═════ Text block

I wish it wasn't raining this weekend...not that I don't like the rain, it reminds me of living in B.C....but Cars is premiering tonight, and we're planning to see it tomorrow, and having said that I don't do well with crowds, now not only are we up against everyone with a little boy but everyone else who's just going because it's rainy. Looks like we'll be buying online in advance!

Thursday, June 08, 2006

Late night for all

Day 2 of blog world. I still haven't figured out how to do much with this...there was once a time when I spoke HTML, but it's coming back almost as slowly as my French...and I've been living in Quebec for more than a year now. Practice, baby, practice.

I'm in the midst of 3 weeks' holiday, trying to figure out what to do with myself (hmmm...wonder if that's how I ended up starting a blog finally!!!)...anyway, the stay-at-home mom thing does not come easily to me so I've tried to plan stuff for us to do every day so we don't both go stir-crazy and drive each other insane...I don't know who is more hyper, me or my 3-year-old son!!! He actually stayed up till midnight today! What happened was he ended up taking a late nap, then woke up at 9:30 p.m. So we let him stay up...we're on holiday, and tomorrow we have no plans till his friend comes over at noon. Could've been worse...he could've slept right through then woken up at 3 in the morning!!!

══════════

* [Goal of the exercise]:
In the blog post above, why did the parents let their 3-year-old son stay up until midnight? Answer in one to three sentences.

═════ Extracted material

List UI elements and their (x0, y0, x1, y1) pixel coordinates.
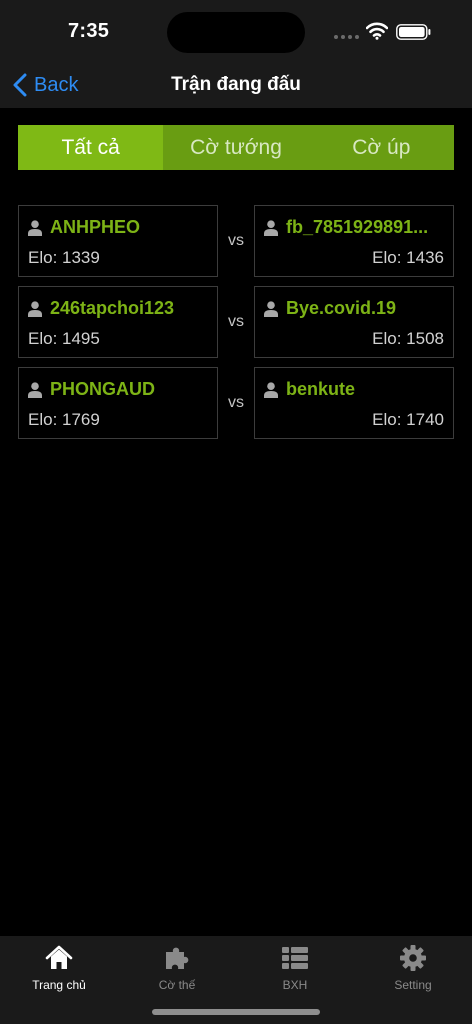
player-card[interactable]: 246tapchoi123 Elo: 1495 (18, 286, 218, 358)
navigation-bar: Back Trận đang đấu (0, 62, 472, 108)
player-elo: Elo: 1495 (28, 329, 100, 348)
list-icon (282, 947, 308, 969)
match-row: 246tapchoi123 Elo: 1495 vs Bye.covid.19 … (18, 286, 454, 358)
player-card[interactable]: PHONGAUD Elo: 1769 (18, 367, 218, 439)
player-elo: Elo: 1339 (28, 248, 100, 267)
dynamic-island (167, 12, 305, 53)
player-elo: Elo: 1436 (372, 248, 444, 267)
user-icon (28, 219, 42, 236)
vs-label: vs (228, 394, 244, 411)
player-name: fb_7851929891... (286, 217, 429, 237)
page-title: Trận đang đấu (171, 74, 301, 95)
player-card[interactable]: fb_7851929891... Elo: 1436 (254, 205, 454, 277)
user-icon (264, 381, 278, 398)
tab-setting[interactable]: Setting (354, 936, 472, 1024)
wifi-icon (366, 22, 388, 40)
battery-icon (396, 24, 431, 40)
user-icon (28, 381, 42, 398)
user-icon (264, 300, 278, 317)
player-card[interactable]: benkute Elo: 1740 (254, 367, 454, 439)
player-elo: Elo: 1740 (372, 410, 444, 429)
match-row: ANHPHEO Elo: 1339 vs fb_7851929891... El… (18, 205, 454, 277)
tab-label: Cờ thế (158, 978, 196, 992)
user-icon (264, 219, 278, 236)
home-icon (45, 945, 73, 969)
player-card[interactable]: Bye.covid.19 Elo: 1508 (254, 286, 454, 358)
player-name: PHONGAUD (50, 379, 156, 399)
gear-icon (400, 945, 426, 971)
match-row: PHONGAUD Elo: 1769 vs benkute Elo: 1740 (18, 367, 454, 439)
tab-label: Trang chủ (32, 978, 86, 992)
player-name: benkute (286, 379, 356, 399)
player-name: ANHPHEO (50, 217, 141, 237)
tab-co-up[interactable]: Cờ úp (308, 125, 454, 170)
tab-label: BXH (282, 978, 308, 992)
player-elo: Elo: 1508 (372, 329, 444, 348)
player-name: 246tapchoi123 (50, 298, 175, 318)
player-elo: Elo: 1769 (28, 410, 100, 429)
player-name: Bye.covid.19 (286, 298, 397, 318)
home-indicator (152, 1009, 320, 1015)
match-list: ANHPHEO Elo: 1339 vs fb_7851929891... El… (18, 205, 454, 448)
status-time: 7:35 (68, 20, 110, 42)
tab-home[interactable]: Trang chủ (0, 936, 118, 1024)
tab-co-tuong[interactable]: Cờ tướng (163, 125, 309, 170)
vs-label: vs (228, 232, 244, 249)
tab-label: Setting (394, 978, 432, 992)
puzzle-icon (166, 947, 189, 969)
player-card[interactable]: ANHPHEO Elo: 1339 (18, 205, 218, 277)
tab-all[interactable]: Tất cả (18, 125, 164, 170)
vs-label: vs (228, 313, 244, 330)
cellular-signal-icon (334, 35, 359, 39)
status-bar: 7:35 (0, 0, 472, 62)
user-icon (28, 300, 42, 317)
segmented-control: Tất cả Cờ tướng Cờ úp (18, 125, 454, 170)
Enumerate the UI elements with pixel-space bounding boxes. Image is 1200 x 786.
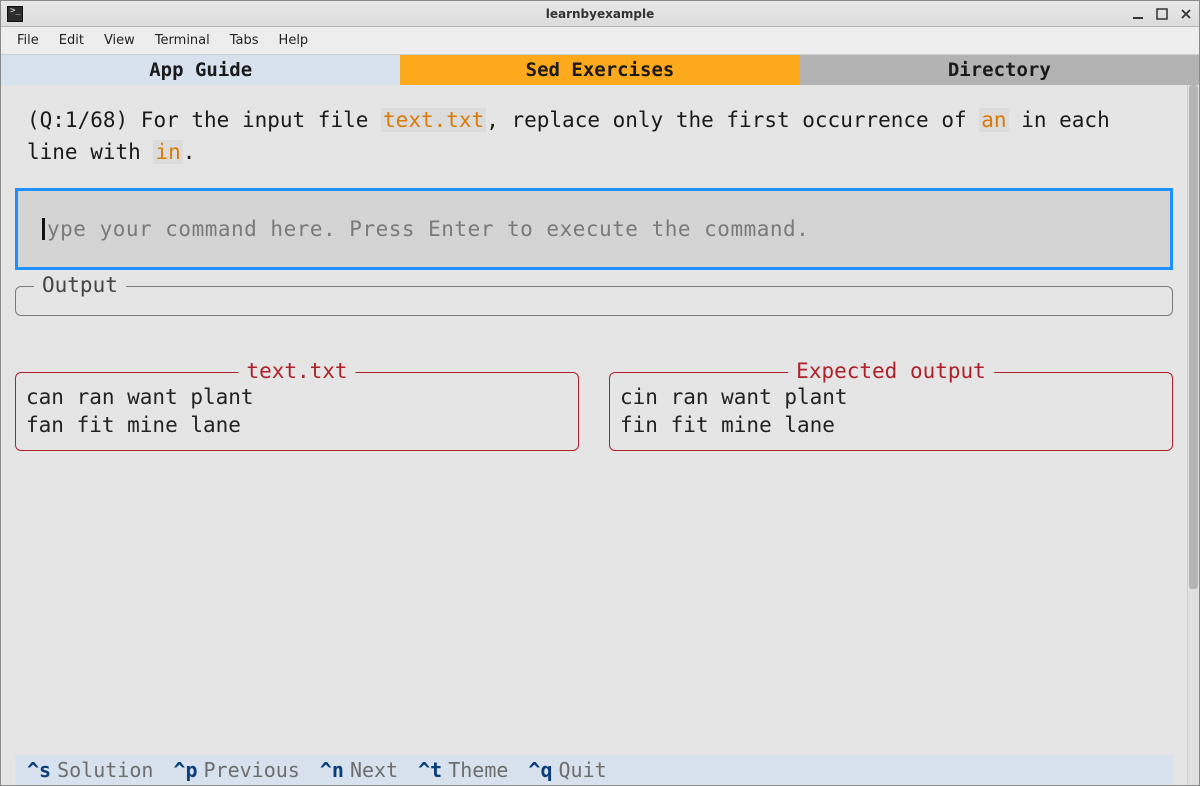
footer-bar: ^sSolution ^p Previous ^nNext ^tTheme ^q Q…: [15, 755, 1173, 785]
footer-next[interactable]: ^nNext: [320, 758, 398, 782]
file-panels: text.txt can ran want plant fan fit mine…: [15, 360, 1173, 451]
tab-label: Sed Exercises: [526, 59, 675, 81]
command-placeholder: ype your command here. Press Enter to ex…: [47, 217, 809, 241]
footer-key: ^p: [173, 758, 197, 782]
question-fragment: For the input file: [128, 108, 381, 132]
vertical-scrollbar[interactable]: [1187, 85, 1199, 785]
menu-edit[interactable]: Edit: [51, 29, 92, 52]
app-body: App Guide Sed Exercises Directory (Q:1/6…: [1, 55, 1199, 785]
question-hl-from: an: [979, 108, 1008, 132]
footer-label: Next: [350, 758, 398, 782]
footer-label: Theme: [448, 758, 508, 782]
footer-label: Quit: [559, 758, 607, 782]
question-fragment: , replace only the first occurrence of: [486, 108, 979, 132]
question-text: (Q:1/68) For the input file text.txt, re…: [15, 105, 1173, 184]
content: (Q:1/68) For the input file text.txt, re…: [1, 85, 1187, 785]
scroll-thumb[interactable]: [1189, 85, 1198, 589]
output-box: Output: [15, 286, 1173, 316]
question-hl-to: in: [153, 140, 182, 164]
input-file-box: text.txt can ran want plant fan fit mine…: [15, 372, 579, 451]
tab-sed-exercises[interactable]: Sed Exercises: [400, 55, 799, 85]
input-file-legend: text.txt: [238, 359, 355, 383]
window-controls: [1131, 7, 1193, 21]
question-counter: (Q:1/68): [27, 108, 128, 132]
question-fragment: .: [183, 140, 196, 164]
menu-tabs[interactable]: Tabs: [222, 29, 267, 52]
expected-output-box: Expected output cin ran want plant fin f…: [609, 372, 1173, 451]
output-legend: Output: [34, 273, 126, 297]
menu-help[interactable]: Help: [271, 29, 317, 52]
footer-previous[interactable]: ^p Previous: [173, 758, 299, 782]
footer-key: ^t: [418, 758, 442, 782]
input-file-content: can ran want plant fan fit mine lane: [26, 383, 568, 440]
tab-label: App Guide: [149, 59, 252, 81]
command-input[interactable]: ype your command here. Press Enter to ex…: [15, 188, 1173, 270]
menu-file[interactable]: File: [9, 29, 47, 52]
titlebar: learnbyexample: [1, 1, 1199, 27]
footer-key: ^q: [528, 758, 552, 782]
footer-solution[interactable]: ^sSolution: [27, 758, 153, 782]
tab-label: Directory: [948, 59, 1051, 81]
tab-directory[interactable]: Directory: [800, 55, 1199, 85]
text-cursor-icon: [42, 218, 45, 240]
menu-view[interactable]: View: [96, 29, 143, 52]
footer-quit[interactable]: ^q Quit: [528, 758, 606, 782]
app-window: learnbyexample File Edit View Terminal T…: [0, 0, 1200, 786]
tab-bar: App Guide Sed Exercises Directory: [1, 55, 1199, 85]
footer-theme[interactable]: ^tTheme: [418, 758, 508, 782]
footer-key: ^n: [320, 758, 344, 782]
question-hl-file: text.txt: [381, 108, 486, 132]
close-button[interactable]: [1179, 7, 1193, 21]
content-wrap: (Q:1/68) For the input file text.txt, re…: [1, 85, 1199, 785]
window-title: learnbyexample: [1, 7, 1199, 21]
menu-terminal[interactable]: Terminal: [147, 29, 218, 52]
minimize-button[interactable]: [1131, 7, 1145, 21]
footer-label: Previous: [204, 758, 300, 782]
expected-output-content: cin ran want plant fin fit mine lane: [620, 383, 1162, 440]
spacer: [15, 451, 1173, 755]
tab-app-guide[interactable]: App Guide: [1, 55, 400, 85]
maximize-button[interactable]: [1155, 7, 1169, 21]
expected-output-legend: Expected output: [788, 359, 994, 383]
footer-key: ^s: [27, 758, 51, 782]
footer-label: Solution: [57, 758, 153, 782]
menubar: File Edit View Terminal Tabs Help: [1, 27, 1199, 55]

══════════
═════ Extracted material

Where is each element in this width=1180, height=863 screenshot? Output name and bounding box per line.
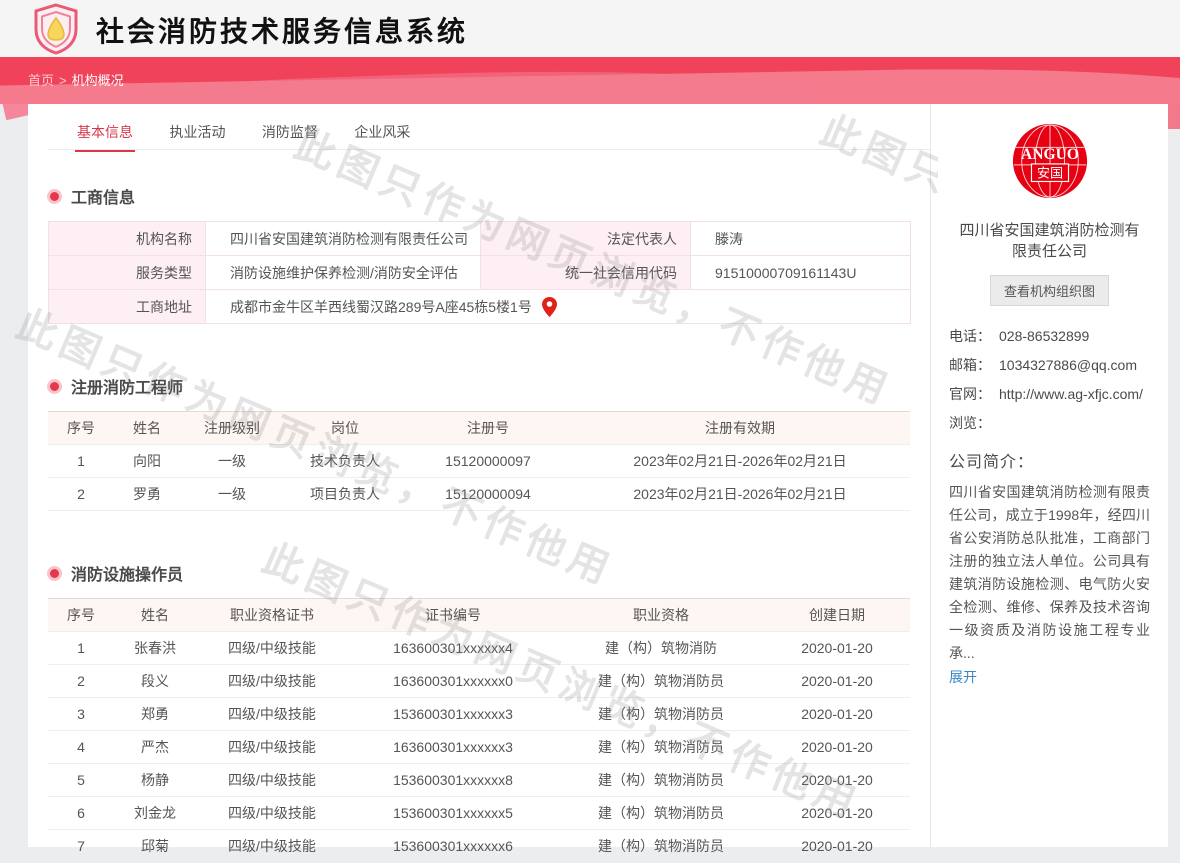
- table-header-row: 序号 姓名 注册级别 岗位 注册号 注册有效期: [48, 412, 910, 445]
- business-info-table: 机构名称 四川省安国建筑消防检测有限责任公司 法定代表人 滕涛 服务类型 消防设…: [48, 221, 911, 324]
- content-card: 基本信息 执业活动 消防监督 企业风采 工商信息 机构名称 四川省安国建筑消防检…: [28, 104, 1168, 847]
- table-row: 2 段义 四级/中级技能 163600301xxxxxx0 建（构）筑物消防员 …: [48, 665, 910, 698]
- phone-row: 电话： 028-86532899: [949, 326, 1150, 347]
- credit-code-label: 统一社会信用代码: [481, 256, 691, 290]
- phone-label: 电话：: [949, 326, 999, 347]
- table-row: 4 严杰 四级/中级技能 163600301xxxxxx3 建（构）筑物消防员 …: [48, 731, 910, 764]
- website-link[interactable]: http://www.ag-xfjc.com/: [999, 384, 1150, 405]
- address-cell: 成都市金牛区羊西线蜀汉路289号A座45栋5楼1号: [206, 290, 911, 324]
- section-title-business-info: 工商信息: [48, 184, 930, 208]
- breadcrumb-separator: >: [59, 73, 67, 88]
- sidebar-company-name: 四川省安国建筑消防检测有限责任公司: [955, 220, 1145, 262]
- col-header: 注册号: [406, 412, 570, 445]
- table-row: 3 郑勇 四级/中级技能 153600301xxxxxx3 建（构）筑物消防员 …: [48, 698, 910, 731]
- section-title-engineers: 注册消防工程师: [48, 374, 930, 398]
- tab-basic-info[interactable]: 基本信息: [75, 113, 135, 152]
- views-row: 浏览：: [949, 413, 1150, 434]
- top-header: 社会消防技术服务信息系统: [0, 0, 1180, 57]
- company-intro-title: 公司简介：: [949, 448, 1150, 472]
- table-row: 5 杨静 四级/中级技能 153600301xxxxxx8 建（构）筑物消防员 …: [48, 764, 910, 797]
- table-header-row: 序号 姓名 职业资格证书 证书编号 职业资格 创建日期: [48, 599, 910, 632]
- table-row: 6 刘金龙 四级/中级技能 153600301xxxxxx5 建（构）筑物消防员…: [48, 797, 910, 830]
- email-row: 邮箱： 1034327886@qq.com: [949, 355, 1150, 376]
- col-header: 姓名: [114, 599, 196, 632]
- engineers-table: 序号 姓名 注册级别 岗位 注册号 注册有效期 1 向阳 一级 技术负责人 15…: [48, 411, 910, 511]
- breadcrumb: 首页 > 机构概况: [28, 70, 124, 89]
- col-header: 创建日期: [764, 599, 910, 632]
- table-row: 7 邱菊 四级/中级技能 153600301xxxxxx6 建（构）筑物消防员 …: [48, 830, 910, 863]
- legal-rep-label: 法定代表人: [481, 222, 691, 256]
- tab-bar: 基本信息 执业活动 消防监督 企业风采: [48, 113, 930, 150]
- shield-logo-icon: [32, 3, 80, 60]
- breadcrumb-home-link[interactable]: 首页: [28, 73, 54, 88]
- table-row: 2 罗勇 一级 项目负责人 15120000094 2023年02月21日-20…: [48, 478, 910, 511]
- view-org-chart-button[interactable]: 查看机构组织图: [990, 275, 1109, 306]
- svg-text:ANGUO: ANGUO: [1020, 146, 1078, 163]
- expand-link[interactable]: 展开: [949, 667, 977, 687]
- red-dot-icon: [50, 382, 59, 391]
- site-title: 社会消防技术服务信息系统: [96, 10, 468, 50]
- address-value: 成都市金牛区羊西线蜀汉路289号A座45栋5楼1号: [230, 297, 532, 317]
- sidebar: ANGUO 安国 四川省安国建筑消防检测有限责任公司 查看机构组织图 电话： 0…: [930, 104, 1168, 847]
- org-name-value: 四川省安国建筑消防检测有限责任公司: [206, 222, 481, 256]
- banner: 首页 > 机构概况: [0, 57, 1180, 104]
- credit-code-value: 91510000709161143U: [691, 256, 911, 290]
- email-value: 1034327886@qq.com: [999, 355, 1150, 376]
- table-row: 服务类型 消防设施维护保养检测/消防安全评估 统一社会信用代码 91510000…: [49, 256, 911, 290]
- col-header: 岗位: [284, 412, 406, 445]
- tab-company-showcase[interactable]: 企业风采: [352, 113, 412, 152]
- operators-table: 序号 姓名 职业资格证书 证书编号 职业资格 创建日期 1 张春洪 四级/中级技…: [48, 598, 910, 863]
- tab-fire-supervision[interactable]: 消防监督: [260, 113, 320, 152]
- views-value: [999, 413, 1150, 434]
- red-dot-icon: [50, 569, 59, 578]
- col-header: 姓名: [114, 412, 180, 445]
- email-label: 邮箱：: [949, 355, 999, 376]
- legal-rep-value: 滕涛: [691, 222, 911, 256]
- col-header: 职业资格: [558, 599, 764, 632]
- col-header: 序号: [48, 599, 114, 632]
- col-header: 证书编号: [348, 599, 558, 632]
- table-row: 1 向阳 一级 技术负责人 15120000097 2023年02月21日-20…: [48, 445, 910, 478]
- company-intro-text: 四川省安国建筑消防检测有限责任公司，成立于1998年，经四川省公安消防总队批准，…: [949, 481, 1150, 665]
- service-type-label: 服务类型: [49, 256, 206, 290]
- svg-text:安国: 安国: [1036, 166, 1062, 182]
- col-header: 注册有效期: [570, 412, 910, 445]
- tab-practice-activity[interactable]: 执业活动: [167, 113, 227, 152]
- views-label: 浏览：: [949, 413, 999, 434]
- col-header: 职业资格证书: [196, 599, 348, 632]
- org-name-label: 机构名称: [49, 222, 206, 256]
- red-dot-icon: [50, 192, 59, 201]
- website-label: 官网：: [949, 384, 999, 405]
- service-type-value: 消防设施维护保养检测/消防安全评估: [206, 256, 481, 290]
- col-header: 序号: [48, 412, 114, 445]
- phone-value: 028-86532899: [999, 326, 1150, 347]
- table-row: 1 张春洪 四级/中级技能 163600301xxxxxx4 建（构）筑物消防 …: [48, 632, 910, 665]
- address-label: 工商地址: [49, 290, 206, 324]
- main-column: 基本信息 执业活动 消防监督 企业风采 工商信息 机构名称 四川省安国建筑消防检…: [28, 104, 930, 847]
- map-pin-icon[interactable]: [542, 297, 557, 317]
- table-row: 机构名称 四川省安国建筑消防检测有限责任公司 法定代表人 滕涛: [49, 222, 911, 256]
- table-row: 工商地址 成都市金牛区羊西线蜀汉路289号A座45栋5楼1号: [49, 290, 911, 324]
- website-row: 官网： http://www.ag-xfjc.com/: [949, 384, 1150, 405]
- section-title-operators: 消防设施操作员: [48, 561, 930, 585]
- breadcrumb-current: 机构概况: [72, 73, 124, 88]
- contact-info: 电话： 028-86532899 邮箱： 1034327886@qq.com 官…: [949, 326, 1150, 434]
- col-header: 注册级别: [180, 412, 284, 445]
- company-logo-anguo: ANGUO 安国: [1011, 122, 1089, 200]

══════════
═════ Extracted material

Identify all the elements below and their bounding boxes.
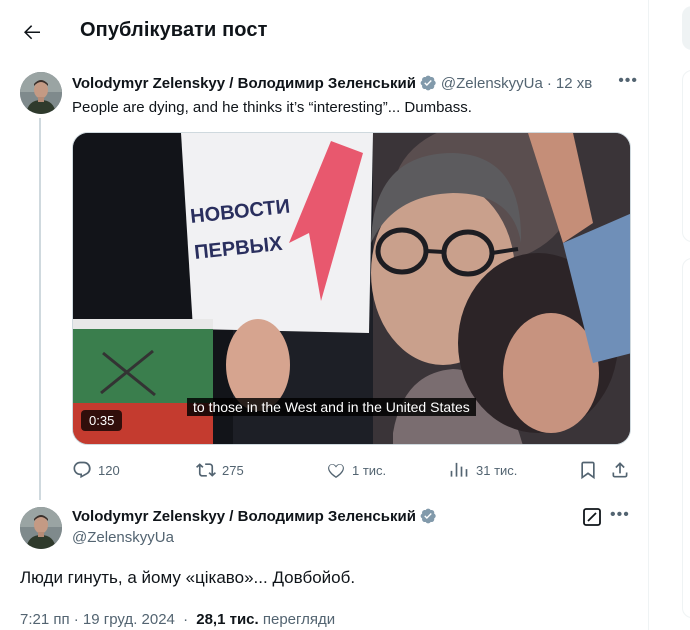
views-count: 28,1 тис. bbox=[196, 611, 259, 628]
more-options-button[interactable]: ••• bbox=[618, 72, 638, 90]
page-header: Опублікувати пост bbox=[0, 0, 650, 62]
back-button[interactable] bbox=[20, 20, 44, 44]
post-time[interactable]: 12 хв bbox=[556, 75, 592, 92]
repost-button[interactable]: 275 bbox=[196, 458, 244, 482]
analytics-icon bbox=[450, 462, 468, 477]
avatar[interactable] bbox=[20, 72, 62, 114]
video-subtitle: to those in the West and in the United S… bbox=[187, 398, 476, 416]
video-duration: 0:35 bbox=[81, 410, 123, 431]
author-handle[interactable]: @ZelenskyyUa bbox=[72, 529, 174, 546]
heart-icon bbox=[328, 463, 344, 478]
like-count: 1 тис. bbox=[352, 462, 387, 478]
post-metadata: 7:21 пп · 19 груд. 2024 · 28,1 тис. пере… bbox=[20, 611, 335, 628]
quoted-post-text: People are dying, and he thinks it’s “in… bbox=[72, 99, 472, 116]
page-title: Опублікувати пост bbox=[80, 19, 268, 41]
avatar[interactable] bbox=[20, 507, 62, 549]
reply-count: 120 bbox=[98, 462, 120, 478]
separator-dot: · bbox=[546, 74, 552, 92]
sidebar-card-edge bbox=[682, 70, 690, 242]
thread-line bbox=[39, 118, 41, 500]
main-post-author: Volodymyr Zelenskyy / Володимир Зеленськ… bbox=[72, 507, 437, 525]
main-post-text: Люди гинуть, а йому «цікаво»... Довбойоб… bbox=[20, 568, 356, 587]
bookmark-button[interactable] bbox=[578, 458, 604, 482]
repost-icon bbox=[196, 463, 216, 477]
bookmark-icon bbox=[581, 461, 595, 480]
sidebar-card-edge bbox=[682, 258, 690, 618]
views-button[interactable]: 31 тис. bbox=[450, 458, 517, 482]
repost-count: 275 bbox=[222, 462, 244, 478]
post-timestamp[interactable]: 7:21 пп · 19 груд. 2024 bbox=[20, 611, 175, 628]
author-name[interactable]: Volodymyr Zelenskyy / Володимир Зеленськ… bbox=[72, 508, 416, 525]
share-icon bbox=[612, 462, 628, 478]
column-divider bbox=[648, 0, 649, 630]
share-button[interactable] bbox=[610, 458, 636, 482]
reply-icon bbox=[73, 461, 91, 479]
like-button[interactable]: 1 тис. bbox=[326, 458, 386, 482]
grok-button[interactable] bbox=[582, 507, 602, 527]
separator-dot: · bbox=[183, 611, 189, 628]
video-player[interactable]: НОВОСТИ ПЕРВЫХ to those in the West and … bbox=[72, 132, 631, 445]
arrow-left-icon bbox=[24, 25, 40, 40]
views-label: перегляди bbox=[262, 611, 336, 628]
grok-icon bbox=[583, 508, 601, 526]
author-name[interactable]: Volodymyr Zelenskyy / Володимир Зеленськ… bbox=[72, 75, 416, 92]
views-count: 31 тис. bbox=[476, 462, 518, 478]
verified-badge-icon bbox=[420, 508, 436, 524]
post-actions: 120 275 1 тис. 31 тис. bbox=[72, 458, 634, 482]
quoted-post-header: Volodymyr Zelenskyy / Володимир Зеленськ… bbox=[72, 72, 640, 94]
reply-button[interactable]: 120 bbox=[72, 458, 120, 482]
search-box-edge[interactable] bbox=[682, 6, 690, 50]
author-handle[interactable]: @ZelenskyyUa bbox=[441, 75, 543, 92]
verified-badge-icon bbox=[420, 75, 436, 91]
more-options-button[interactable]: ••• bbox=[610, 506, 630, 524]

══════════

* [Task answer]:
He took a late nap and woke up at 9:30 p.m. They let him stay up because they were on holiday and had no plans the next day until his friend came over at noon.